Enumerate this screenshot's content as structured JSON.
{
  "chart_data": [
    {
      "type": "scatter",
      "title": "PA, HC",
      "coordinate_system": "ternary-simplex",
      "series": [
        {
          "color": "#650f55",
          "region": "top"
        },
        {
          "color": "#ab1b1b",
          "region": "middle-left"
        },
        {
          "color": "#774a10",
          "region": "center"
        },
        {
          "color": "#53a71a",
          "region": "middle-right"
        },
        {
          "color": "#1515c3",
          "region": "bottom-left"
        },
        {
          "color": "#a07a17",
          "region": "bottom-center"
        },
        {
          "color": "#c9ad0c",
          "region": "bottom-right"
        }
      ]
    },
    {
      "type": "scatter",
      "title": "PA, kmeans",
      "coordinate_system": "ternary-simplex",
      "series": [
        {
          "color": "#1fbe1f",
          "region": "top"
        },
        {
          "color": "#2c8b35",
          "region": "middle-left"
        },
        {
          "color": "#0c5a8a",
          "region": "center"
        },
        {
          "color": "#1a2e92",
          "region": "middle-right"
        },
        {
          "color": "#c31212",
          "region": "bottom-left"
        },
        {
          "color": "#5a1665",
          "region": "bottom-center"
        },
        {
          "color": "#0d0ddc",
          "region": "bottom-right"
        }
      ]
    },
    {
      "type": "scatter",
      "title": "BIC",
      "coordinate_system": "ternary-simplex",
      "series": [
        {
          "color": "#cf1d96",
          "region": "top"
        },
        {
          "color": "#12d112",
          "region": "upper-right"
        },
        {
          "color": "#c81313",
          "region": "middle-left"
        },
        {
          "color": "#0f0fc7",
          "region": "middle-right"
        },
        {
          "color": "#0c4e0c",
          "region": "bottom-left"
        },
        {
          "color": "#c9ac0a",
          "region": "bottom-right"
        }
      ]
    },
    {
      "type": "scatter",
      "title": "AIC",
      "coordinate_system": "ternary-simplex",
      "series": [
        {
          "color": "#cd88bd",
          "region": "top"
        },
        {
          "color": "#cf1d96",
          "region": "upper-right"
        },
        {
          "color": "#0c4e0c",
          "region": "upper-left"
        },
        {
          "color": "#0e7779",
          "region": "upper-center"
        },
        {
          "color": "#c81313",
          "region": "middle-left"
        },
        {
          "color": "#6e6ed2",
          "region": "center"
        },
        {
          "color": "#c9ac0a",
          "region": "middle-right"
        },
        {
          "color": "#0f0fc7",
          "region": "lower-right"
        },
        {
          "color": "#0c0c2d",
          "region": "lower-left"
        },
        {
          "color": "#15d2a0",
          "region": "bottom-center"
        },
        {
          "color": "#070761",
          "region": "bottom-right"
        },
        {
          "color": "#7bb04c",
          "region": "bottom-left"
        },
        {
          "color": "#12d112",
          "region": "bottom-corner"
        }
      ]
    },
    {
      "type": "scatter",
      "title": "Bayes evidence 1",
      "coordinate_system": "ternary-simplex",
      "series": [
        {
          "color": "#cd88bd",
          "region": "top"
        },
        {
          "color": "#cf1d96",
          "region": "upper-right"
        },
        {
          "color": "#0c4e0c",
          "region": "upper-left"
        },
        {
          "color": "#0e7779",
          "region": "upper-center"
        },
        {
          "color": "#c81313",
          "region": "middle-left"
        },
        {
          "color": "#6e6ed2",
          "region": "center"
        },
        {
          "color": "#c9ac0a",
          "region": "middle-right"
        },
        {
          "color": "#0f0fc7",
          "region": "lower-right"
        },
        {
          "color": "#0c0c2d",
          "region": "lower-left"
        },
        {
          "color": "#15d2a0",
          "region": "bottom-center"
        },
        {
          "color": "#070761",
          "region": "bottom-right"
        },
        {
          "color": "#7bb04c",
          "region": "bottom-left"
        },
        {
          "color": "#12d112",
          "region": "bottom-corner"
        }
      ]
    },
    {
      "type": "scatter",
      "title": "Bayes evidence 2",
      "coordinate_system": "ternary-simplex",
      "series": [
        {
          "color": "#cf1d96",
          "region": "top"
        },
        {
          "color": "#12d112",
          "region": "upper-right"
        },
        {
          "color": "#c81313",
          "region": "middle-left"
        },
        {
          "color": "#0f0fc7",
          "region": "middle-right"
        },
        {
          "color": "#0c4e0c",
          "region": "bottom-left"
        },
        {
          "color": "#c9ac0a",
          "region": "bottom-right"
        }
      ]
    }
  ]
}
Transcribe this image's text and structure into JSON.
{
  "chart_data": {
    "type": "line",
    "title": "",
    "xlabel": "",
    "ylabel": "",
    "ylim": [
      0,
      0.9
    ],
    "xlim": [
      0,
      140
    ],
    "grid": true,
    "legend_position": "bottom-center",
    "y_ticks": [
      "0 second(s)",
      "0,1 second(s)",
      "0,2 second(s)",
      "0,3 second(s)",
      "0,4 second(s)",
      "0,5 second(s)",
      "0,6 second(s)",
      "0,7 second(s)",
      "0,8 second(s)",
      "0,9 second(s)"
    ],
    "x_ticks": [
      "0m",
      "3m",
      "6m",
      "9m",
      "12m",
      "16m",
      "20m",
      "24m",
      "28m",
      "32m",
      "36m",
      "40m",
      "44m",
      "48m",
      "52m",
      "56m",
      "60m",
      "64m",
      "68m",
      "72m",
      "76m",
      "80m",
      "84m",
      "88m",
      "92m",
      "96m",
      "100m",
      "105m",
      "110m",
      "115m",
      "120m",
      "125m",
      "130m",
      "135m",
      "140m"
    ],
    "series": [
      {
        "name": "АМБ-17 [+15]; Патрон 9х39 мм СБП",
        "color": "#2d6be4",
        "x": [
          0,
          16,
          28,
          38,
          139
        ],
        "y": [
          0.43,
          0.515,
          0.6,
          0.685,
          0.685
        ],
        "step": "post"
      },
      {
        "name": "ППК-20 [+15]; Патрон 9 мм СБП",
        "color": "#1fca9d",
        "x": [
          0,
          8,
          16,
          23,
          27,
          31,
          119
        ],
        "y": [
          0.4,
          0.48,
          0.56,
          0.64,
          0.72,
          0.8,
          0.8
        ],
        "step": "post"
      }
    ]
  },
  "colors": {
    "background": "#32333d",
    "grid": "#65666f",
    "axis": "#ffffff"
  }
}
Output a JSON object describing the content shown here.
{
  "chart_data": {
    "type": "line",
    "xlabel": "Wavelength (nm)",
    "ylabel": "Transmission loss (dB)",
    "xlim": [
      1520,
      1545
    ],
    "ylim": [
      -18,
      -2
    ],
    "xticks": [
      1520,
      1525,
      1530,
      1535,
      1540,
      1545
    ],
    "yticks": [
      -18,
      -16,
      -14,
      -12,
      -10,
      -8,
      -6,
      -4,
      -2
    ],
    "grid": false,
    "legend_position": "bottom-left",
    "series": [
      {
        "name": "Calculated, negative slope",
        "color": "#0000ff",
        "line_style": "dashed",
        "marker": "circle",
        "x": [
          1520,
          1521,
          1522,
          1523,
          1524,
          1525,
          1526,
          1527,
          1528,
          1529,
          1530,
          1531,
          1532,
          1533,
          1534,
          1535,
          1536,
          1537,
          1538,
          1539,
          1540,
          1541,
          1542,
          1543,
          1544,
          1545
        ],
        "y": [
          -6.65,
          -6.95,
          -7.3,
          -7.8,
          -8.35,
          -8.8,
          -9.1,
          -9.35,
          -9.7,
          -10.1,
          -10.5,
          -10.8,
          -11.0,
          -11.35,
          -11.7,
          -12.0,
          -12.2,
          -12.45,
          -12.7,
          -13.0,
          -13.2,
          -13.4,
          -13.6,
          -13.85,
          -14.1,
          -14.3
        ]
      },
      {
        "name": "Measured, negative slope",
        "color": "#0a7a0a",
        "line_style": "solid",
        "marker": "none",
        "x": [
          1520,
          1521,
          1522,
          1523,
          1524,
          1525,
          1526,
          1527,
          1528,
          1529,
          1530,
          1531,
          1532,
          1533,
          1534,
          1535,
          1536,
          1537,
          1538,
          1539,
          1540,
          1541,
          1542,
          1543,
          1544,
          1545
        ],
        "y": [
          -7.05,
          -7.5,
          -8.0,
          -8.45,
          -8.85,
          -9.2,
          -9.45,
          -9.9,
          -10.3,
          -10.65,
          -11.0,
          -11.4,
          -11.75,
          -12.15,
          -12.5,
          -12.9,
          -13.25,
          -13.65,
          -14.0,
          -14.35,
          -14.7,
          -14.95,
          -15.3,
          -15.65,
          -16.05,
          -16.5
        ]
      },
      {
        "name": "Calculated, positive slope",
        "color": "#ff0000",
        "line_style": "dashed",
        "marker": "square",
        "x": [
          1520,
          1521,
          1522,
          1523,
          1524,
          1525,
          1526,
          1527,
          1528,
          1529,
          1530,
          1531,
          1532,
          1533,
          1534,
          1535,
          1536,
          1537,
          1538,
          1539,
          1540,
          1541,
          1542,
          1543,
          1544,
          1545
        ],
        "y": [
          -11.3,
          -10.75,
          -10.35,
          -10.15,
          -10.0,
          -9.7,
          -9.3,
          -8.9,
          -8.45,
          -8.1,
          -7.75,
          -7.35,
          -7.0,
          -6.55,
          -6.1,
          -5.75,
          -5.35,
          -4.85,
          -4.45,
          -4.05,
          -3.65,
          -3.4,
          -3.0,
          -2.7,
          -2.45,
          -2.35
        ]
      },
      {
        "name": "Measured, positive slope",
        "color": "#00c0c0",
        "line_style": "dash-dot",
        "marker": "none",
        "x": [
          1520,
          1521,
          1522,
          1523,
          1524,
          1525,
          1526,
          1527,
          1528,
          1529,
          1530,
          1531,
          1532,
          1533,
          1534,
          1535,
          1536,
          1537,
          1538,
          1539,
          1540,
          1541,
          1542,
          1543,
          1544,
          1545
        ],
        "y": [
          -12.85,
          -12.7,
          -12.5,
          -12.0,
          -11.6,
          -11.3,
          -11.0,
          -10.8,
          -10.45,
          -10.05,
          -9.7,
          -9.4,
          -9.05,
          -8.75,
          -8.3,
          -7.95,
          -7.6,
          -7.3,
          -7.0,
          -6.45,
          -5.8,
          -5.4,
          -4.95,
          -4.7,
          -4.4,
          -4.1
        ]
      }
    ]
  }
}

**TASK GOAL**. Provide only the count of lines in the material above that hold the word "slope".

**FINAL ANSWER**. 4